Task instructions> Copy out the lines that include the word "Rebounds".

Figure record listings
::::::::

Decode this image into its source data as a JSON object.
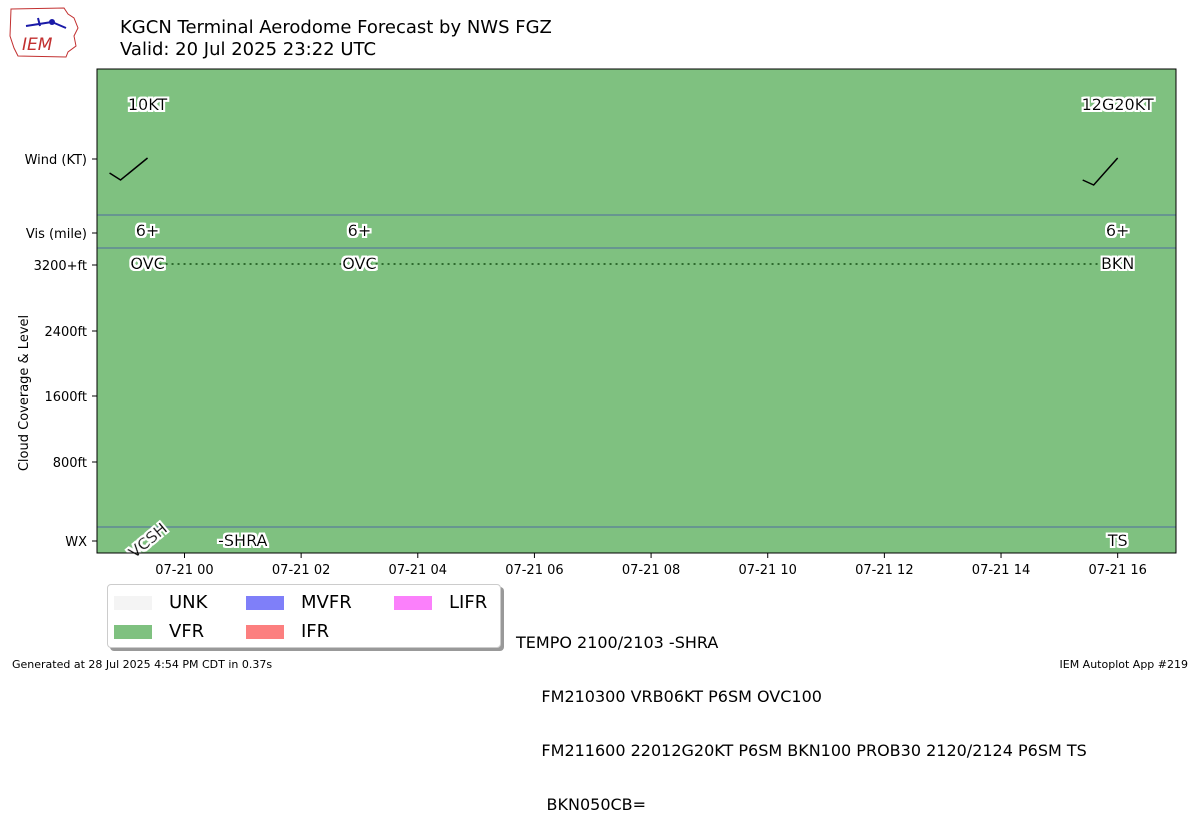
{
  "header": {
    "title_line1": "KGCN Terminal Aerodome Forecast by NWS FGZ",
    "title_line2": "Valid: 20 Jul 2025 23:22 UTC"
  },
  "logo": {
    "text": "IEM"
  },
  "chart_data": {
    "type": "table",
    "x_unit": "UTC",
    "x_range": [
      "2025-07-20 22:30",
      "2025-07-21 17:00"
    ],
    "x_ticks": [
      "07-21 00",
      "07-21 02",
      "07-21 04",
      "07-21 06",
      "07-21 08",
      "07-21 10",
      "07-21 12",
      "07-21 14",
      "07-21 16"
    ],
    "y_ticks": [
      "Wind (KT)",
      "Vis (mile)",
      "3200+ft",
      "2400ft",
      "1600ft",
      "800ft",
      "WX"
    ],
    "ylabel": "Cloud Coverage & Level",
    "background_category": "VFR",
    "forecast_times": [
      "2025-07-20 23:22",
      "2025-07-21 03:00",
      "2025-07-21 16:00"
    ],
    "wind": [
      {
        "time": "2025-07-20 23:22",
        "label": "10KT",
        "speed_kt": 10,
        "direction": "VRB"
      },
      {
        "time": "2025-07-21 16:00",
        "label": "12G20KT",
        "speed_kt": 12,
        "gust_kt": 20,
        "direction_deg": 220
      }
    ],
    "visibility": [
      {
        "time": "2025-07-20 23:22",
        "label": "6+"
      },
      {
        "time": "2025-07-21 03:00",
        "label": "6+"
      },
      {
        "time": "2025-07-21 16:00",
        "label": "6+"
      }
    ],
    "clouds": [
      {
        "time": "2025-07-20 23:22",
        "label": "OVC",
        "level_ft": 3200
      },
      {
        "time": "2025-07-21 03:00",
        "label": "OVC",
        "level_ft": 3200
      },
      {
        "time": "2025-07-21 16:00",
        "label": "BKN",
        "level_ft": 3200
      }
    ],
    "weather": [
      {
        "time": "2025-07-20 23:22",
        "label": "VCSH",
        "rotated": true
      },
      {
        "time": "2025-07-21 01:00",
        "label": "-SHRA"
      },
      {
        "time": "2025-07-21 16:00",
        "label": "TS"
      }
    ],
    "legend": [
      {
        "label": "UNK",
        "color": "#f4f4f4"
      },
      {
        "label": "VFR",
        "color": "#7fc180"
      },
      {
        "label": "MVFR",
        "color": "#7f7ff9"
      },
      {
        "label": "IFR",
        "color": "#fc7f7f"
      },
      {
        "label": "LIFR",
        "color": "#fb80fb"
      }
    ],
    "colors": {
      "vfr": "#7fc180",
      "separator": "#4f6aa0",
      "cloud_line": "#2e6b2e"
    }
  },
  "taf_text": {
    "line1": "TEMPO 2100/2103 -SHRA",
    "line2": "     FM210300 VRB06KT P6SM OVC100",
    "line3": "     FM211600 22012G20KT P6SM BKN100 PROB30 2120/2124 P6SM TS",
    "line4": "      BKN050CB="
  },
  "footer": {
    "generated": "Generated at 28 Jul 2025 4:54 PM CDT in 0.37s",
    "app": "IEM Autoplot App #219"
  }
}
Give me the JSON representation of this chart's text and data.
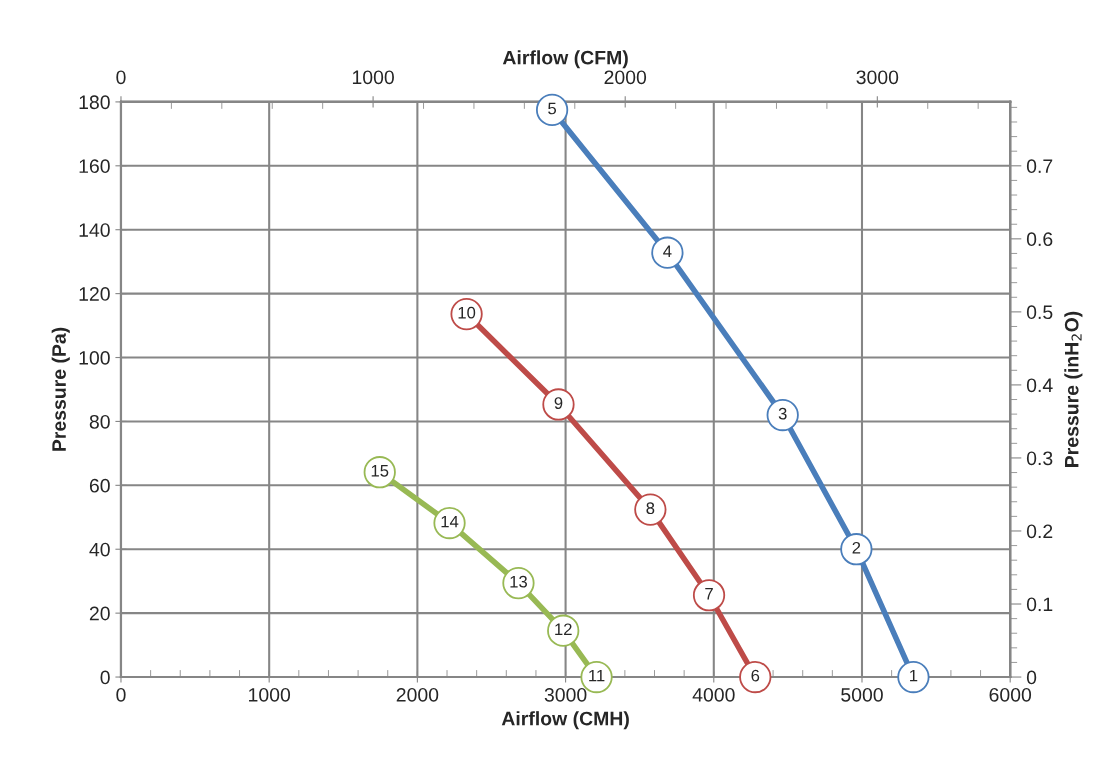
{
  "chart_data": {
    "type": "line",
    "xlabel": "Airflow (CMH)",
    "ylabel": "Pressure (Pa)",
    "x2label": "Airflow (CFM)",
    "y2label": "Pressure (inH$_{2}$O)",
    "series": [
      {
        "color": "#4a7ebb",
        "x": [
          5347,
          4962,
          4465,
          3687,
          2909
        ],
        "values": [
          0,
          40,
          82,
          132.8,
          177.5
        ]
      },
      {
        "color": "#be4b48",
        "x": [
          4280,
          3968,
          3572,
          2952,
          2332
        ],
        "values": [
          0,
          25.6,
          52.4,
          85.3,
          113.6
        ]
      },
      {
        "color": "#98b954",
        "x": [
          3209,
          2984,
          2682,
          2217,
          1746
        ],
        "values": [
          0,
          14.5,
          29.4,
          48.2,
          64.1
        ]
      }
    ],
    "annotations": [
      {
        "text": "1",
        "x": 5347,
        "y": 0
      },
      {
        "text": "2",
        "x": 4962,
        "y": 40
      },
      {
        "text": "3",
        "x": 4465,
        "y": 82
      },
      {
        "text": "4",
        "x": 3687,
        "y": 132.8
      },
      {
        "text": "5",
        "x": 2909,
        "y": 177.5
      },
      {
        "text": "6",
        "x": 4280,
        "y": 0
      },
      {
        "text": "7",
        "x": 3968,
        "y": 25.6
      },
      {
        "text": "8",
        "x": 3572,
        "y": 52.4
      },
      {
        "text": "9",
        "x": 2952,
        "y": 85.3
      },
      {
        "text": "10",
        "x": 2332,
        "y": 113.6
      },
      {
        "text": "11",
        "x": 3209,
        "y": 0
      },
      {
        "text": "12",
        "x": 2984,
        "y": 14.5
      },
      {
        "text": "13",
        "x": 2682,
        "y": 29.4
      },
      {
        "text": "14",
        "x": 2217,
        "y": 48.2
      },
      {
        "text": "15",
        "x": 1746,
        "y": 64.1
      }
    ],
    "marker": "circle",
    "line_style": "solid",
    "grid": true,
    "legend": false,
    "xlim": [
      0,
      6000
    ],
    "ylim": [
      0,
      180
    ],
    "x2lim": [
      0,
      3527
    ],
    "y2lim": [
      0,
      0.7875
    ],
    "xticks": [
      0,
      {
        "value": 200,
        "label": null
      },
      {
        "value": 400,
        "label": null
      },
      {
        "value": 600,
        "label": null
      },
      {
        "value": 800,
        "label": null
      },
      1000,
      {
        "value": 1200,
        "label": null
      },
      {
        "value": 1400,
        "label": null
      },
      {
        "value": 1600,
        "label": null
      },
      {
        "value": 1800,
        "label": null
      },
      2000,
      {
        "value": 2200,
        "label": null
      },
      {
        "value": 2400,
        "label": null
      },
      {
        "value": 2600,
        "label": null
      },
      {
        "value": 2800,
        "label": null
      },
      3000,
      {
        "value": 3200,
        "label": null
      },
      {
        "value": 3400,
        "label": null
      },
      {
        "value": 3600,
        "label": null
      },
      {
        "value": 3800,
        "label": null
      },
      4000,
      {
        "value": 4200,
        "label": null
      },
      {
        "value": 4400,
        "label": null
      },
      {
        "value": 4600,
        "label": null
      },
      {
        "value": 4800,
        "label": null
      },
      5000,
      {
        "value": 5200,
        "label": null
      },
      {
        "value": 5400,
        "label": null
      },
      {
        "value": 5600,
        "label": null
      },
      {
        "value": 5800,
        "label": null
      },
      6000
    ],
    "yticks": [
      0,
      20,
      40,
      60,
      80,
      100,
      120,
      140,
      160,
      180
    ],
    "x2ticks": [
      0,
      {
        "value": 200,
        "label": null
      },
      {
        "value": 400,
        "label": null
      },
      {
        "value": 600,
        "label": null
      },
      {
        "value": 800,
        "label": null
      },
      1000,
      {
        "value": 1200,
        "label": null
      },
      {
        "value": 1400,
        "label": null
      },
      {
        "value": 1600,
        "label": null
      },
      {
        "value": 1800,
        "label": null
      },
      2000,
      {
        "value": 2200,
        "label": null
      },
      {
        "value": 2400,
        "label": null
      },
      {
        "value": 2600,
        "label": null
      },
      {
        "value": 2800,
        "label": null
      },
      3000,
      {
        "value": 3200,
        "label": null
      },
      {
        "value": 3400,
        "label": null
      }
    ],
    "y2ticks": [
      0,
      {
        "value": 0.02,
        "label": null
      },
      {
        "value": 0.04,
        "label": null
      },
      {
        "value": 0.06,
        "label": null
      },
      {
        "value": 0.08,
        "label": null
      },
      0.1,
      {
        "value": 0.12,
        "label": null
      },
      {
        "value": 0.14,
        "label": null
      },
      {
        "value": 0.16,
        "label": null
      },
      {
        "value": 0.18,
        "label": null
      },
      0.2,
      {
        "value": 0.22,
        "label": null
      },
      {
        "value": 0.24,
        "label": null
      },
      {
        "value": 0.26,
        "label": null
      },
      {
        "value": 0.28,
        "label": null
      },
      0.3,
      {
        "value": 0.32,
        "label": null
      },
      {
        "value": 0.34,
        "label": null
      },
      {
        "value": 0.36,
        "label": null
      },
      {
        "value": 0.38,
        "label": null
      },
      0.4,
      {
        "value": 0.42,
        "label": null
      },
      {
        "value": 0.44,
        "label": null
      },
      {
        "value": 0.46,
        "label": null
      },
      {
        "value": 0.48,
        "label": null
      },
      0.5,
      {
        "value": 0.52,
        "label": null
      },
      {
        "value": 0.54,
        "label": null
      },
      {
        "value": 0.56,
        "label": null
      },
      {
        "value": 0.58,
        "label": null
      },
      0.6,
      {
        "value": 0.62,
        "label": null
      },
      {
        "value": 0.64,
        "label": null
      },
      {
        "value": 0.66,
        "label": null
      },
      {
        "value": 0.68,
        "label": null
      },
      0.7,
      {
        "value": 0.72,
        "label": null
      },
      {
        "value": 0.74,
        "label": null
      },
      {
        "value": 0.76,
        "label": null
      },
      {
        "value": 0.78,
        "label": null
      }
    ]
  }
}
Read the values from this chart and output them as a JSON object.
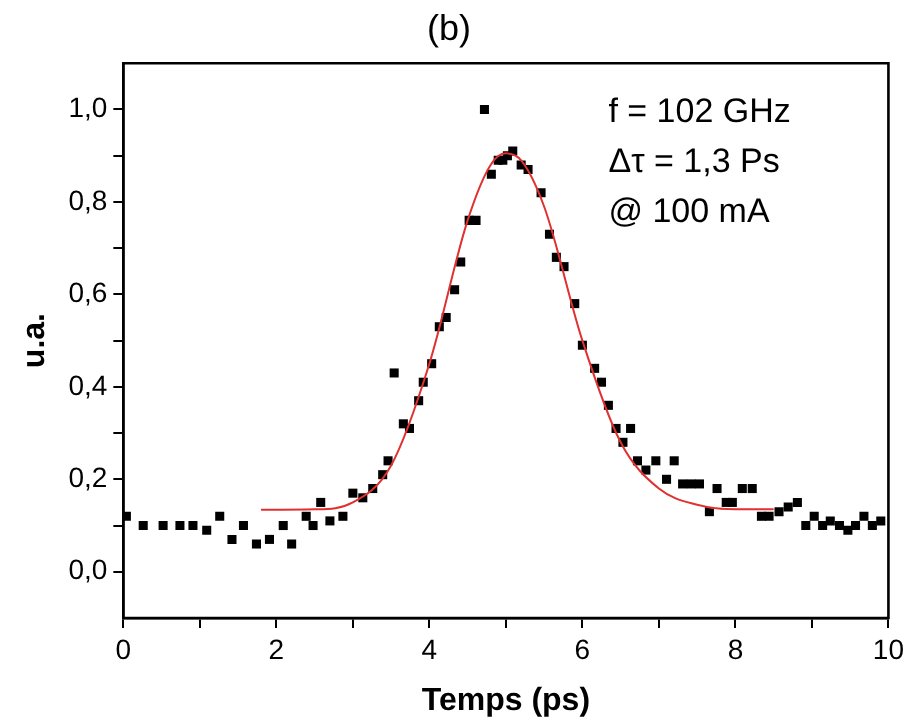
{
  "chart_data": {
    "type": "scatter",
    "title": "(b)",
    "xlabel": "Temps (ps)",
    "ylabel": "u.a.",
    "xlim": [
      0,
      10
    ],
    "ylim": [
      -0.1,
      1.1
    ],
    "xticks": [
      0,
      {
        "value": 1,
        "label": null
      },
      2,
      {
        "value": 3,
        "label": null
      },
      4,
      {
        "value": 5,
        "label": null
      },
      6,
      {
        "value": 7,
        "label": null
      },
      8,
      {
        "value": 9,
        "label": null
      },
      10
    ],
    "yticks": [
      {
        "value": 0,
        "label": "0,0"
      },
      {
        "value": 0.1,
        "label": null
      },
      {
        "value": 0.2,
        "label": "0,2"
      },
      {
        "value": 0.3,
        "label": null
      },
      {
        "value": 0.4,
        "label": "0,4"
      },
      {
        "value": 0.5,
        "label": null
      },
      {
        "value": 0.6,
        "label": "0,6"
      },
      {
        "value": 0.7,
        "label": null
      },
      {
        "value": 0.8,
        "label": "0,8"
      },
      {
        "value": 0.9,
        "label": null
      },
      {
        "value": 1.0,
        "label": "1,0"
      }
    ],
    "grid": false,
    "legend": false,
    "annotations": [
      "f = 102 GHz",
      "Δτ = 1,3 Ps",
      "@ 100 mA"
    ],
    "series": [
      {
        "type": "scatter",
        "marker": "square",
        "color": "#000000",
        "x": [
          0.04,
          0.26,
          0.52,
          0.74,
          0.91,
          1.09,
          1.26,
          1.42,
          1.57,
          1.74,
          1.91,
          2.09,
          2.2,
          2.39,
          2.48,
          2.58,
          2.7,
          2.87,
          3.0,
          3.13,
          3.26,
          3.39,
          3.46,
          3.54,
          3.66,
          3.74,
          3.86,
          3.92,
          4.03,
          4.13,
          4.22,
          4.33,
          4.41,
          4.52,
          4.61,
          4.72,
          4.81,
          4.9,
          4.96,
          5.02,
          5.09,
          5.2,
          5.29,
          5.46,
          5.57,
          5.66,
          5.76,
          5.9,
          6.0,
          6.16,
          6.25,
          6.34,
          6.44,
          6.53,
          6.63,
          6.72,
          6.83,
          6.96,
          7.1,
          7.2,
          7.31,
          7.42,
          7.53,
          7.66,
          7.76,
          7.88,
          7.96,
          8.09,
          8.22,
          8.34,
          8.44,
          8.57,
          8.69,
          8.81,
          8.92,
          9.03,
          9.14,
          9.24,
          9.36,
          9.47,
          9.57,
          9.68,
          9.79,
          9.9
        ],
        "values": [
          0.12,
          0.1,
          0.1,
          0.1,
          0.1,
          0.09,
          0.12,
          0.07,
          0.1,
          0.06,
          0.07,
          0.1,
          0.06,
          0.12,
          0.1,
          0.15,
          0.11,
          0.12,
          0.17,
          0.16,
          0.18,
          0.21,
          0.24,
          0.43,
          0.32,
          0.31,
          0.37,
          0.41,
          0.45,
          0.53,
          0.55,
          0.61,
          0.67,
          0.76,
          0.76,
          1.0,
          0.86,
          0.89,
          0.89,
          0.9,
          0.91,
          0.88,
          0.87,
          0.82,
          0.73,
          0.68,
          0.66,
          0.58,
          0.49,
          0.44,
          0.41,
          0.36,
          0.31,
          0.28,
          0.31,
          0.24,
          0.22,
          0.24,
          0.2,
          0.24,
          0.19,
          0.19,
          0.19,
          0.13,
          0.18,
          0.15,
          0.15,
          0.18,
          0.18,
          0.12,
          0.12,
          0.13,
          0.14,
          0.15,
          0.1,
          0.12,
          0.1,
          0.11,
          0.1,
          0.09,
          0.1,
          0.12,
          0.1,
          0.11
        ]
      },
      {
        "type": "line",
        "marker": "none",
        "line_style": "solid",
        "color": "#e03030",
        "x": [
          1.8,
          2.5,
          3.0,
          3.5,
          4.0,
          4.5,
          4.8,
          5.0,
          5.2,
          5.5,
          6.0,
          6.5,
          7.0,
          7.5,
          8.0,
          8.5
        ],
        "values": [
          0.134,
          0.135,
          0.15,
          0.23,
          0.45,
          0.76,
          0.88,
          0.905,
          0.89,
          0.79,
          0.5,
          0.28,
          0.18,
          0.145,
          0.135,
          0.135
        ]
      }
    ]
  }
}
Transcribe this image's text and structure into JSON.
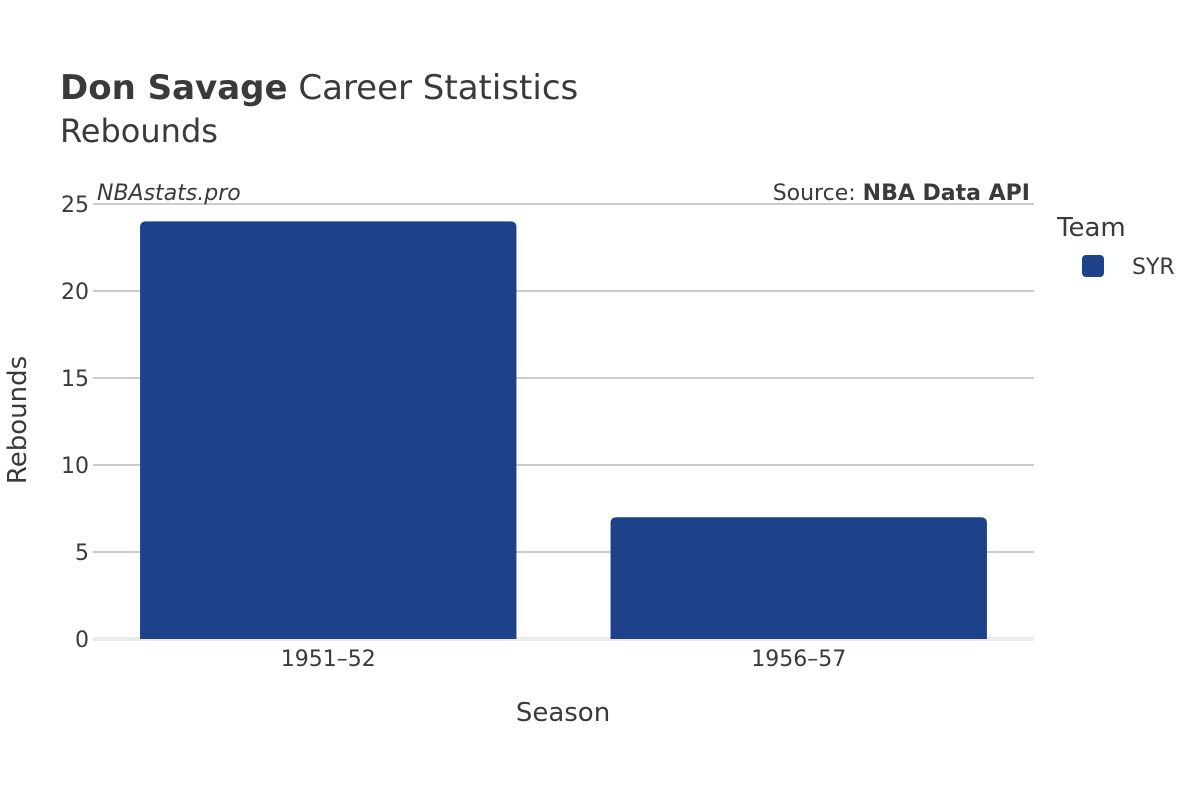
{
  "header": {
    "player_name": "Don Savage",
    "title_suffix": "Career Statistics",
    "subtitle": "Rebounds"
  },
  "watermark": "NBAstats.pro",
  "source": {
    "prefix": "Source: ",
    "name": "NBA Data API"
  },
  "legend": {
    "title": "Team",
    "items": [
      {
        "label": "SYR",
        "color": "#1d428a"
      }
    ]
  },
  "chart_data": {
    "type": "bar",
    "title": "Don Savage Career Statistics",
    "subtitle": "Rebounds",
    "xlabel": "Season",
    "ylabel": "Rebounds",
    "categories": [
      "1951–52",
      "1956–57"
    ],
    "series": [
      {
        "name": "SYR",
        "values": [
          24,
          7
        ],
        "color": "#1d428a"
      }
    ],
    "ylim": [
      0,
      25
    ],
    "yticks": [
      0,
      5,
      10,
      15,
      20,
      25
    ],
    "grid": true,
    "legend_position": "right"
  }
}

::::::::

Final answer>
    "subtitle": "Rebounds"
    "subtitle": "Rebounds",
    "ylabel": "Rebounds",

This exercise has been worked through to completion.